(Extracted records)
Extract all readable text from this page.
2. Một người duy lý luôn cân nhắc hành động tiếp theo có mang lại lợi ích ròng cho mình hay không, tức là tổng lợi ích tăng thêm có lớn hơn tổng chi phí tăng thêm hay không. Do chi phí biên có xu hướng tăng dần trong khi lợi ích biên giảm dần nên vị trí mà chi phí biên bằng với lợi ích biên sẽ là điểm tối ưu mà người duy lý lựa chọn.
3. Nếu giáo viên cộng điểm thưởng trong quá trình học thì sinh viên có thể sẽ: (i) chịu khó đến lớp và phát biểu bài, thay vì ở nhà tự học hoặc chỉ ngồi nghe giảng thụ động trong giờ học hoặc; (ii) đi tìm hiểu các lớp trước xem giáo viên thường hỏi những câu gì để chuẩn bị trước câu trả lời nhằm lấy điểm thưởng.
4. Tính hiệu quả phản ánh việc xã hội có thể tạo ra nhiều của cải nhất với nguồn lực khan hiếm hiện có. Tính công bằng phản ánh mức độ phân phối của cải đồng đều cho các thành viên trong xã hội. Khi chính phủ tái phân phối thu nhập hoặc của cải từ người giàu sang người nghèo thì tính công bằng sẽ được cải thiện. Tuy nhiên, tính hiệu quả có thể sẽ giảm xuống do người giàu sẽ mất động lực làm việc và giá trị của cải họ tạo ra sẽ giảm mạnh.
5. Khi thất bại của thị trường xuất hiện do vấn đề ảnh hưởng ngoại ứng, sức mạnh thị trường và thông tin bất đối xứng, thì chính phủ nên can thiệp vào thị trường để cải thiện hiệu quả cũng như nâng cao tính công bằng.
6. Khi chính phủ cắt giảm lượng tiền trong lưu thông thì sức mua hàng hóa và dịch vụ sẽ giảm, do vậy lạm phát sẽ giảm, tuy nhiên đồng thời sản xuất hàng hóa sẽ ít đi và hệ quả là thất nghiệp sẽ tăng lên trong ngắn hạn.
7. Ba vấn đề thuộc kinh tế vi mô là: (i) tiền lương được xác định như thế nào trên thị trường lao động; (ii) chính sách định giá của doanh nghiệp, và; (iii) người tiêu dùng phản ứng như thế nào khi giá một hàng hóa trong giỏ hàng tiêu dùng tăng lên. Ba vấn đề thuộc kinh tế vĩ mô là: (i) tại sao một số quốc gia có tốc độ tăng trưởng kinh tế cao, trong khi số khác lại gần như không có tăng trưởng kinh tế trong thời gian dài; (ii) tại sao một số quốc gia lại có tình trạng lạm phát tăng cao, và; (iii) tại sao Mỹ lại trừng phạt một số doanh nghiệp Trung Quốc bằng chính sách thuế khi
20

• Aim:
Please set down all the data word for word.

• Solution to the exercise:
Extract all readable text from this page.
2. Một người duy lý luôn cân nhắc hành động tiếp theo có mang lại lợi ích ròng cho mình hay không, tức là tổng lợi ích tăng thêm có lớn hơn tổng chi phí tăng thêm hay không. Do chi phí biên có xu hướng tăng dần trong khi lợi ích biên giảm dần nên vị trí mà chi phí biên bằng với lợi ích biên sẽ là điểm tối ưu mà người duy lý lựa chọn.
3. Nếu giáo viên cộng điểm thưởng trong quá trình học thì sinh viên có thể sẽ: (i) chịu khó đến lớp và phát biểu bài, thay vì ở nhà tự học hoặc chỉ ngồi nghe giảng thụ động trong giờ học hoặc; (ii) đi tìm hiểu các lớp trước xem giáo viên thường hỏi những câu gì để chuẩn bị trước câu trả lời nhằm lấy điểm thưởng.
4. Tính hiệu quả phản ánh việc xã hội có thể tạo ra nhiều của cải nhất với nguồn lực khan hiếm hiện có. Tính công bằng phản ánh mức độ phân phối của cải đồng đều cho các thành viên trong xã hội. Khi chính phủ tái phân phối thu nhập hoặc của cải từ người giàu sang người nghèo thì tính công bằng sẽ được cải thiện. Tuy nhiên, tính hiệu quả có thể sẽ giảm xuống do người giàu sẽ mất động lực làm việc và giá trị của cải họ tạo ra sẽ giảm mạnh.
5. Khi thất bại của thị trường xuất hiện do vấn đề ảnh hưởng ngoại ứng, sức mạnh thị trường và thông tin bất đối xứng, thì chính phủ nên can thiệp vào thị trường để cải thiện hiệu quả cũng như nâng cao tính công bằng.
6. Khi chính phủ cắt giảm lượng tiền trong lưu thông thì sức mua hàng hóa và dịch vụ sẽ giảm, do vậy lạm phát sẽ giảm, tuy nhiên đồng thời sản xuất hàng hóa sẽ ít đi và hệ quả là thất nghiệp sẽ tăng lên trong ngắn hạn.
7. Ba vấn đề thuộc kinh tế vi mô là: (i) tiền lương được xác định như thế nào trên thị trường lao động; (ii) chính sách định giá của doanh nghiệp, và; (iii) người tiêu dùng phản ứng như thế nào khi giá một hàng hóa trong giỏ hàng tiêu dùng tăng lên. Ba vấn đề thuộc kinh tế vĩ mô là: (i) tại sao một số quốc gia có tốc độ tăng trưởng kinh tế cao, trong khi số khác lại gần như không có tăng trưởng kinh tế trong thời gian dài; (ii) tại sao một số quốc gia lại có tình trạng lạm phát tăng cao, và; (iii) tại sao Mỹ lại trừng phạt một số doanh nghiệp Trung Quốc bằng chính sách thuế khi
20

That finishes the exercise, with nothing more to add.